> **Work to complete**: Which lines of the data below include the string "publicaciones"? Return each of them.

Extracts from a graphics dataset
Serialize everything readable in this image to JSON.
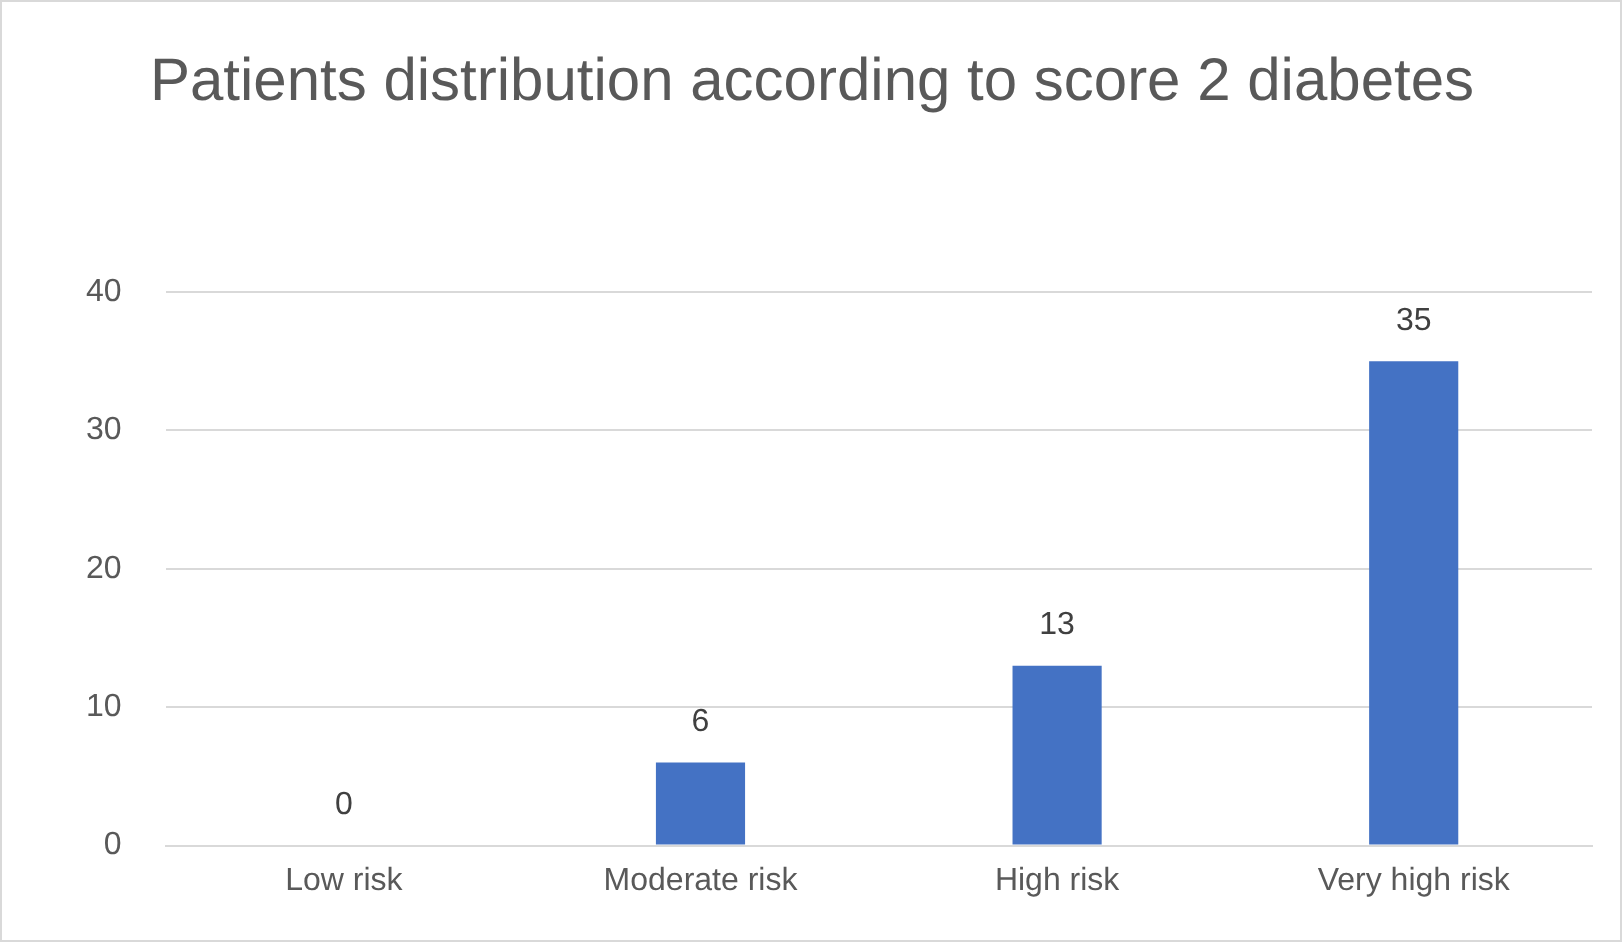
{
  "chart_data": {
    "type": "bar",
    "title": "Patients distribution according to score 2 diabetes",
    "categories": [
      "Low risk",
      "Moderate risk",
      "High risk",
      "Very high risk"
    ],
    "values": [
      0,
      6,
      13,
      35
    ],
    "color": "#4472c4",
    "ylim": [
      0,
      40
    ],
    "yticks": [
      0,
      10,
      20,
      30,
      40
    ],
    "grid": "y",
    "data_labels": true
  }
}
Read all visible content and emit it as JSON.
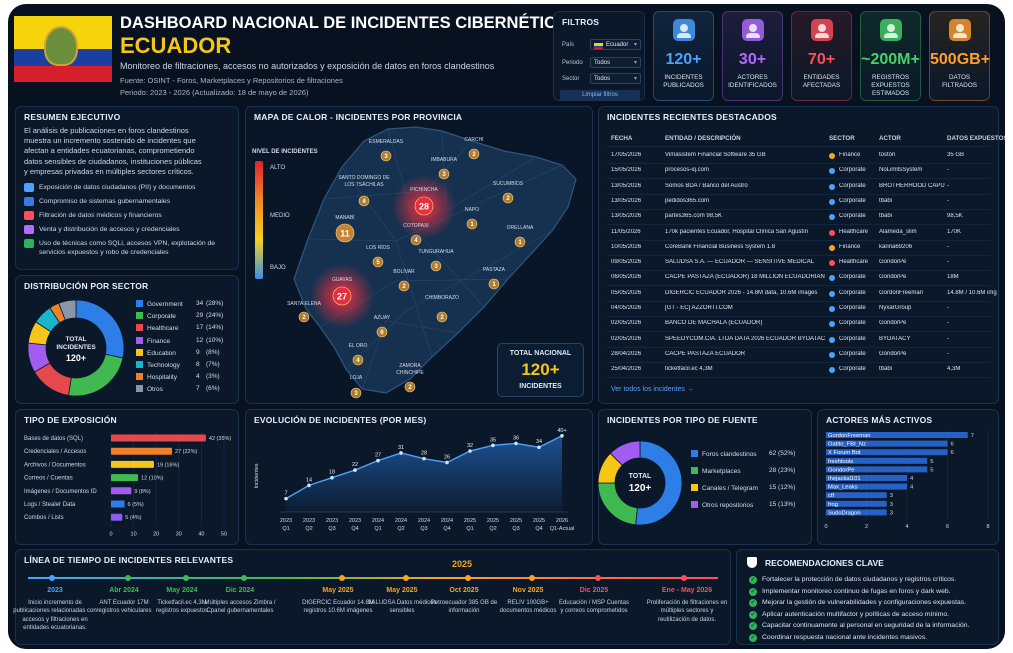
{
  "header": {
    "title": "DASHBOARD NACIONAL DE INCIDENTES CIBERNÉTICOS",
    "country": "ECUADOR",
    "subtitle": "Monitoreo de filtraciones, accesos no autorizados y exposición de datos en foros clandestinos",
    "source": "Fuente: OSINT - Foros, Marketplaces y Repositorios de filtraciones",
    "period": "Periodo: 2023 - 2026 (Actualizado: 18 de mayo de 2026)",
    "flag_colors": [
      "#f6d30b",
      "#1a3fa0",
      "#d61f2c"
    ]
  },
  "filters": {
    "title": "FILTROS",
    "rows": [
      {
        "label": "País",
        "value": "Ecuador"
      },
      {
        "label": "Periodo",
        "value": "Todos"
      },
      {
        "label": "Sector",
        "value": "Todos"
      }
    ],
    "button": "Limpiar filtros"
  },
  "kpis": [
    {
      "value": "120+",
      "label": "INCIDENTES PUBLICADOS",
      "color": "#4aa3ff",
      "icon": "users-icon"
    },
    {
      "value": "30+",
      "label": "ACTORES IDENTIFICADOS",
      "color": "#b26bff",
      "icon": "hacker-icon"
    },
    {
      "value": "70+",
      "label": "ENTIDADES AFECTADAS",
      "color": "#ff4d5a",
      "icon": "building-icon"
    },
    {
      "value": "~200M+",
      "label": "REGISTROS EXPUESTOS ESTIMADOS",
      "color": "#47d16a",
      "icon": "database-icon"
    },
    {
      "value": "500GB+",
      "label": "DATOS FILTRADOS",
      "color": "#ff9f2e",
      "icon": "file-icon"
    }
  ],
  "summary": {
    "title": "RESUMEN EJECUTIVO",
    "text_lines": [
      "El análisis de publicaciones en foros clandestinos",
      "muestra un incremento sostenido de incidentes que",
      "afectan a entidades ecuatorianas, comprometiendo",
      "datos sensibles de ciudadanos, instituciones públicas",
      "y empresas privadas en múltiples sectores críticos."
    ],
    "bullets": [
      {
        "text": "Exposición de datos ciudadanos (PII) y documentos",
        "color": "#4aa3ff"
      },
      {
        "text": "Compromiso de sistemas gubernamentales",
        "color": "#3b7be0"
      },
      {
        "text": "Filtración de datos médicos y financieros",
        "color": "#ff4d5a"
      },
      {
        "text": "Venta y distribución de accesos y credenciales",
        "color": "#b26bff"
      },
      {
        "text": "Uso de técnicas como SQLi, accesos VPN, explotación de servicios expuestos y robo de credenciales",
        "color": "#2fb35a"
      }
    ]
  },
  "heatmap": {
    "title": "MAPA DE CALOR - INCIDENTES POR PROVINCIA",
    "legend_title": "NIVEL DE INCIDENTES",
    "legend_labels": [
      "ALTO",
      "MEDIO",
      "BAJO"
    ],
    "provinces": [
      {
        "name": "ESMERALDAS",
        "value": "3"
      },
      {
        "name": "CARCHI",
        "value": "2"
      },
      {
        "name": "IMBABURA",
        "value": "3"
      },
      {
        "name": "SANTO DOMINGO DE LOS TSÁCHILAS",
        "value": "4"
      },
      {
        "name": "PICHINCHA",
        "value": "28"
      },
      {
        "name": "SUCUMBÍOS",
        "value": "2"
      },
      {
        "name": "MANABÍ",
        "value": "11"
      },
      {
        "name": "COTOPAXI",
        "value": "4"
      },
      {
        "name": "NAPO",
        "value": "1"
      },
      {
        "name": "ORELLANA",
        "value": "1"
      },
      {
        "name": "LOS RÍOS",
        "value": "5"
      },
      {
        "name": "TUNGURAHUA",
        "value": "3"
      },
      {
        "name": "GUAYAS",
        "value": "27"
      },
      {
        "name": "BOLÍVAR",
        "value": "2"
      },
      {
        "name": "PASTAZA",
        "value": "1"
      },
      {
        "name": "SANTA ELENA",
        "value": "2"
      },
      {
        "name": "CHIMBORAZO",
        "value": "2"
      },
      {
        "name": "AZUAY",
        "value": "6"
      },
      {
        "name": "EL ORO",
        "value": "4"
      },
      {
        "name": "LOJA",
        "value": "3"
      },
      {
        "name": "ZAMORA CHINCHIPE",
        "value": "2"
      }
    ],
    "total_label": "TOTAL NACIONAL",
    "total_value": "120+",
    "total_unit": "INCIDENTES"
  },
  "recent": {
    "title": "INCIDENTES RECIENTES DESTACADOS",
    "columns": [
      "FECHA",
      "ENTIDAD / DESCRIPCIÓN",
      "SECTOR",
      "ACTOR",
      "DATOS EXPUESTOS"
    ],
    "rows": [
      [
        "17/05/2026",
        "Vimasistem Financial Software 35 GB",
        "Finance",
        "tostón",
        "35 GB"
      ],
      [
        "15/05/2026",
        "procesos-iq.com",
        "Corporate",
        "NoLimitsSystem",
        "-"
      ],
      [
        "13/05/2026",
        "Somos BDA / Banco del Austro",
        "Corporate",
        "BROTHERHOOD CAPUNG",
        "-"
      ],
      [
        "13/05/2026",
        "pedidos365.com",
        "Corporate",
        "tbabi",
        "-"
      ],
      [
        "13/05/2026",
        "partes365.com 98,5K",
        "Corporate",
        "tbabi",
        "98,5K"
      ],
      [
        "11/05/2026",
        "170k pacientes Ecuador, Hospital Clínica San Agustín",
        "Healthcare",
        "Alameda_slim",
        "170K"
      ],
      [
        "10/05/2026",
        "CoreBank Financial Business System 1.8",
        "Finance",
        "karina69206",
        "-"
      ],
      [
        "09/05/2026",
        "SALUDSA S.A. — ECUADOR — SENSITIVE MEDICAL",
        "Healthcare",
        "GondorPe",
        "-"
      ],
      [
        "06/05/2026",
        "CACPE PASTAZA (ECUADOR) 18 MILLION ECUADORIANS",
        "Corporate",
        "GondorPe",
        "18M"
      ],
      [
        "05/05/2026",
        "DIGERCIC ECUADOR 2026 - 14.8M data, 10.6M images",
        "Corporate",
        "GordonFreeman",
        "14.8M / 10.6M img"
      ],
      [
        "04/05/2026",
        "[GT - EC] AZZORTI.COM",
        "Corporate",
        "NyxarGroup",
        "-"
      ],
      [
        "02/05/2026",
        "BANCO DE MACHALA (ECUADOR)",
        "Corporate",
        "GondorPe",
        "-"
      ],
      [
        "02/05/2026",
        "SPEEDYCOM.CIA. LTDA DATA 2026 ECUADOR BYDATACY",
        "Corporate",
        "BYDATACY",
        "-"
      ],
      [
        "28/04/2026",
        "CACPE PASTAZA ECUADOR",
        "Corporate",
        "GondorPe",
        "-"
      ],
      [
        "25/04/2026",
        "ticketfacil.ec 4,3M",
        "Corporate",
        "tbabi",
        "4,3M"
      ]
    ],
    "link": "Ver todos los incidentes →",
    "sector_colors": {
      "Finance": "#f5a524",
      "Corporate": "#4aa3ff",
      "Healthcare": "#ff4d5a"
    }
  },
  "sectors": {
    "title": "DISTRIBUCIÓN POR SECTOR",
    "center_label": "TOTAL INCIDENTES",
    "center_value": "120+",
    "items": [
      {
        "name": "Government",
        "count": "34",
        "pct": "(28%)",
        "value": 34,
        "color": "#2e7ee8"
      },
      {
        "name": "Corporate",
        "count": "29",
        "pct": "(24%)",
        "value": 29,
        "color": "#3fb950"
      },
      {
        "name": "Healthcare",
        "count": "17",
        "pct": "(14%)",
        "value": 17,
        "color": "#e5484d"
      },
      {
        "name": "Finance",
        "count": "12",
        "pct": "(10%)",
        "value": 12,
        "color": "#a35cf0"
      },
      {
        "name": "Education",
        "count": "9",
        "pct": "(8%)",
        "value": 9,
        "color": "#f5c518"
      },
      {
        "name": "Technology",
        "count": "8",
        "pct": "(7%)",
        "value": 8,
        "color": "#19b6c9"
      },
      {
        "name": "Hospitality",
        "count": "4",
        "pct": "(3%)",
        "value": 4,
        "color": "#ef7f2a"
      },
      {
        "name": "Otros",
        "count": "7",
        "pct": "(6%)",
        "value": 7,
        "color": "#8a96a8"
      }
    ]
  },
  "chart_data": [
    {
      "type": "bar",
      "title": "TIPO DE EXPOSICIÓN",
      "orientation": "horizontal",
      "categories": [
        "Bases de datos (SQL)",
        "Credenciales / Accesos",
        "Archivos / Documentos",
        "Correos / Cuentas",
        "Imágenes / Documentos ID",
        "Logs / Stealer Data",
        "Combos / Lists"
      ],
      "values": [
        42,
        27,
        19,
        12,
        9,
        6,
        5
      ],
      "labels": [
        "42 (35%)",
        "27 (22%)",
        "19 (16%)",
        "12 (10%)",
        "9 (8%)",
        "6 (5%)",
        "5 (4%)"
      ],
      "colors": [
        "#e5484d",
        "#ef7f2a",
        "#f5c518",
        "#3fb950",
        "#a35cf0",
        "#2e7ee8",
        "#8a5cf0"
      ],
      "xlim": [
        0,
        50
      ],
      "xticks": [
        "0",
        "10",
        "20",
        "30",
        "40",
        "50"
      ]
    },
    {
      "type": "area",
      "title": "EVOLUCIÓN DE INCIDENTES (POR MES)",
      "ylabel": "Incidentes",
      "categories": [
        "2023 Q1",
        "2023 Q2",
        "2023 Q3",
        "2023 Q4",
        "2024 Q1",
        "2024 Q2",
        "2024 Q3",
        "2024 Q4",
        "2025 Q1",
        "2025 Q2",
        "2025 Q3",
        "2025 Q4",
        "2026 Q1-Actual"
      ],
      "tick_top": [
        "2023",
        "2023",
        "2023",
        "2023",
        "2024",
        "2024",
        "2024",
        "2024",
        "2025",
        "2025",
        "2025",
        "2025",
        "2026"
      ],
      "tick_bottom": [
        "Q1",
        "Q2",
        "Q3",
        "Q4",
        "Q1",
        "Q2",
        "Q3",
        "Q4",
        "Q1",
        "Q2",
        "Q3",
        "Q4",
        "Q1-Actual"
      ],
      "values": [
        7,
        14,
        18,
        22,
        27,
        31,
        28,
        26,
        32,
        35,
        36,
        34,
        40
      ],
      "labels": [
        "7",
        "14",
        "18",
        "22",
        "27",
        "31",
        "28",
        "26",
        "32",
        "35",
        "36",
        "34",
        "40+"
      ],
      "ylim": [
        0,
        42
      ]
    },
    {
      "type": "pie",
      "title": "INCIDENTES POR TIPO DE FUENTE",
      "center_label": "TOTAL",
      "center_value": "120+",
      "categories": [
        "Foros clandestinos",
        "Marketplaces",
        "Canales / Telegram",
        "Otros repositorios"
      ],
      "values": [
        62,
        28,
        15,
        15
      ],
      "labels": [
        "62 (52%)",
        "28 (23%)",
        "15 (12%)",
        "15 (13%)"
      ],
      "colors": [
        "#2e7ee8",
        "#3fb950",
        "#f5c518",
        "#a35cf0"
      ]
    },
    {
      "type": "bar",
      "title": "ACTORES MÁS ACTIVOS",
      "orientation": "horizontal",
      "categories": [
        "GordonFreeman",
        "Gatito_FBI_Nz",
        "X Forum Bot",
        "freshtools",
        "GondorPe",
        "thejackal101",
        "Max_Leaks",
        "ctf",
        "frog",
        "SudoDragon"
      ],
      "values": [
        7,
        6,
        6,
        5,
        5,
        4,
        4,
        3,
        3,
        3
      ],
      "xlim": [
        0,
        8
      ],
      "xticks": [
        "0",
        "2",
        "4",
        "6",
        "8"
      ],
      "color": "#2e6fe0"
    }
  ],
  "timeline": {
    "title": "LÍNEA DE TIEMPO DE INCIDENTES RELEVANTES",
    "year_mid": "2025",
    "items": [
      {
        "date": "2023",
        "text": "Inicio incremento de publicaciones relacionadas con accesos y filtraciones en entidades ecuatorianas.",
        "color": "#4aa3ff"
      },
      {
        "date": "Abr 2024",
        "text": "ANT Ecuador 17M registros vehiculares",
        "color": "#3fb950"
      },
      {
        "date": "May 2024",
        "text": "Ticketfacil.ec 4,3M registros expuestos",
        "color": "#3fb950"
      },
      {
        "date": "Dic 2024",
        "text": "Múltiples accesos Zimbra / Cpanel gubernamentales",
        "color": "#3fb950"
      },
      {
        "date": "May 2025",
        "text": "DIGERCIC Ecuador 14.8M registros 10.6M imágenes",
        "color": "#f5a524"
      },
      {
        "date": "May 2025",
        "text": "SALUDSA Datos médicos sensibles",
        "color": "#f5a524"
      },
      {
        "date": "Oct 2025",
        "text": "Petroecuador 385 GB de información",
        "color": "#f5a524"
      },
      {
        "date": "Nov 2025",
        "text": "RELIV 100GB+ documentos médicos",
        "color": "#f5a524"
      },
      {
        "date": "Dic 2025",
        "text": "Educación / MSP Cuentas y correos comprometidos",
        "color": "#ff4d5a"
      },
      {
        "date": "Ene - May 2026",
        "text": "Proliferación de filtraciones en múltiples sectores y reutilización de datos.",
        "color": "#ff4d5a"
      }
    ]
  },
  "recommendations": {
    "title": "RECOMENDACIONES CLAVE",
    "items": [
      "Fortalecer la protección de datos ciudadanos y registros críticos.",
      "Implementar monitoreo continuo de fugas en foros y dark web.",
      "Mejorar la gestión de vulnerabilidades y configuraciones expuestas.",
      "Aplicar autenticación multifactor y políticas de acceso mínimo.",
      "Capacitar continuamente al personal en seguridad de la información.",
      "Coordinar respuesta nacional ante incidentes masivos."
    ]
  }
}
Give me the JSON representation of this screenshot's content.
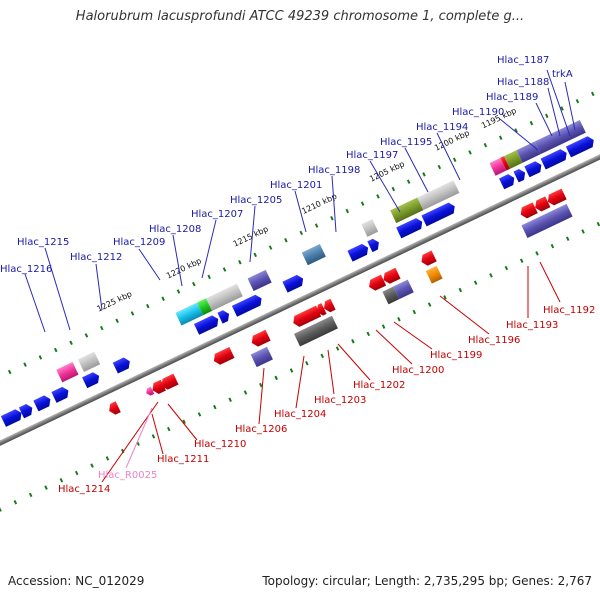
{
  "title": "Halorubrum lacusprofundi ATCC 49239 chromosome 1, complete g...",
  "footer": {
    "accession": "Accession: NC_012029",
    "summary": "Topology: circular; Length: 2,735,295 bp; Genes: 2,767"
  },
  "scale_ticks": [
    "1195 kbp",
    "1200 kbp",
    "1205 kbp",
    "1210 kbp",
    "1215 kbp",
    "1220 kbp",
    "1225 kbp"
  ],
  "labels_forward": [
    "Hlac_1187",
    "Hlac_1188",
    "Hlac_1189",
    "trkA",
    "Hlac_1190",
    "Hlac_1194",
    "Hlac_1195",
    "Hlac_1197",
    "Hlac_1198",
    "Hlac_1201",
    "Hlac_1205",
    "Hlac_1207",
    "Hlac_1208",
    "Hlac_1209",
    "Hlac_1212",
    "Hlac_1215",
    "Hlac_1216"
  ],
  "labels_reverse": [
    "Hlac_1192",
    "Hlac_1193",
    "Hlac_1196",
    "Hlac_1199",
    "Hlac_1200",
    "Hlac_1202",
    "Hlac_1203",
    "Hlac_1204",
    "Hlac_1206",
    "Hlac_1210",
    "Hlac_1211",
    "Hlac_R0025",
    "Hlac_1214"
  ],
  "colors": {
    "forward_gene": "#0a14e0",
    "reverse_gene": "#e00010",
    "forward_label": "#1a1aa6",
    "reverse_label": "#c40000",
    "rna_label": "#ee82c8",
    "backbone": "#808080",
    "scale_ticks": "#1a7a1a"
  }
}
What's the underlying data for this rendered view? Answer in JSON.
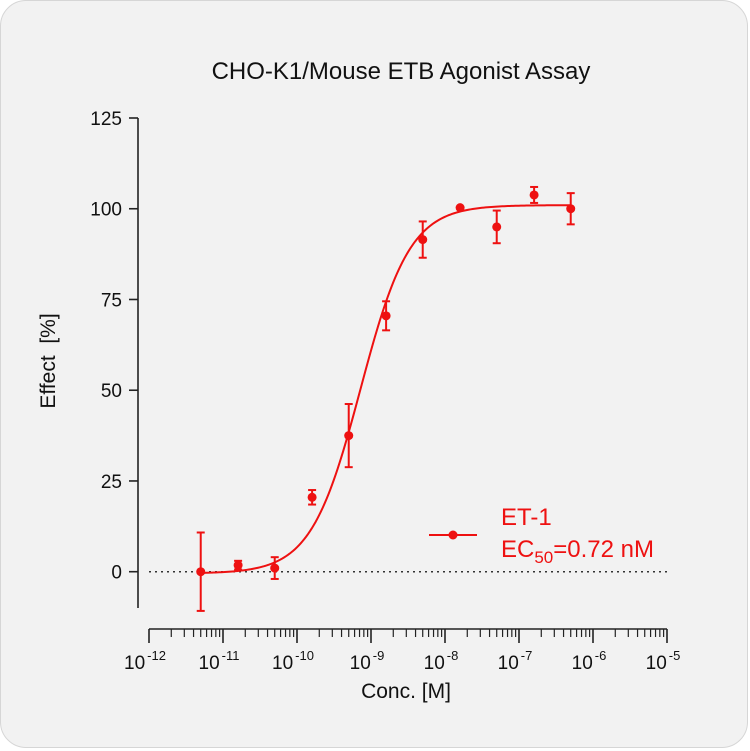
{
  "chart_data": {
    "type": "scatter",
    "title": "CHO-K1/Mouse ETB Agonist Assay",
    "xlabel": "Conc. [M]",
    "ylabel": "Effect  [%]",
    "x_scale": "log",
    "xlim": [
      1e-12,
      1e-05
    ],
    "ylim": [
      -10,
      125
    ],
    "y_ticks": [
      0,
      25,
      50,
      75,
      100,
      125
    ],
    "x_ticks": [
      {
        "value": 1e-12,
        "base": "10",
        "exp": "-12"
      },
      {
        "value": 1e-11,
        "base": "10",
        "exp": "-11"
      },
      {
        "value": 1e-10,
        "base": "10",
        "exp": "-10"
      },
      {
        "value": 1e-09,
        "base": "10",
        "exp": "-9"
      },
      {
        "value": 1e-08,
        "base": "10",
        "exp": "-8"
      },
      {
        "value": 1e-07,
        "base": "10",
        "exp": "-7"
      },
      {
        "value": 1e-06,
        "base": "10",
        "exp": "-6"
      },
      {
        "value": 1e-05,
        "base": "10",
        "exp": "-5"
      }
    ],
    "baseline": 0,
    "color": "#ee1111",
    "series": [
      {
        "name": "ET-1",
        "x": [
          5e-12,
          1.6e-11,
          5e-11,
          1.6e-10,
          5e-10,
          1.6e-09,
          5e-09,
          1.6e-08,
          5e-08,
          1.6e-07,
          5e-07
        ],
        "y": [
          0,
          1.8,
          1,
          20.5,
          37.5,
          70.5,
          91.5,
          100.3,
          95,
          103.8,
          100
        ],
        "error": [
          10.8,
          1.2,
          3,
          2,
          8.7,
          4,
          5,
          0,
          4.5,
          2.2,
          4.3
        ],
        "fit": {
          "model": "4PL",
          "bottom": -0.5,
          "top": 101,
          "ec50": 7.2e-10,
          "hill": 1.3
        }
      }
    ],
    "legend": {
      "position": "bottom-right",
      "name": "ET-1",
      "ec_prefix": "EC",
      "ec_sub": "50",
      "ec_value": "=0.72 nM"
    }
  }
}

> **Expected answer**:
      "El análisis de publicaciones en foros clandestinos",
        "text": "Inicio incremento de publicaciones relacionadas con accesos y filtraciones en entidades ecuatorianas.",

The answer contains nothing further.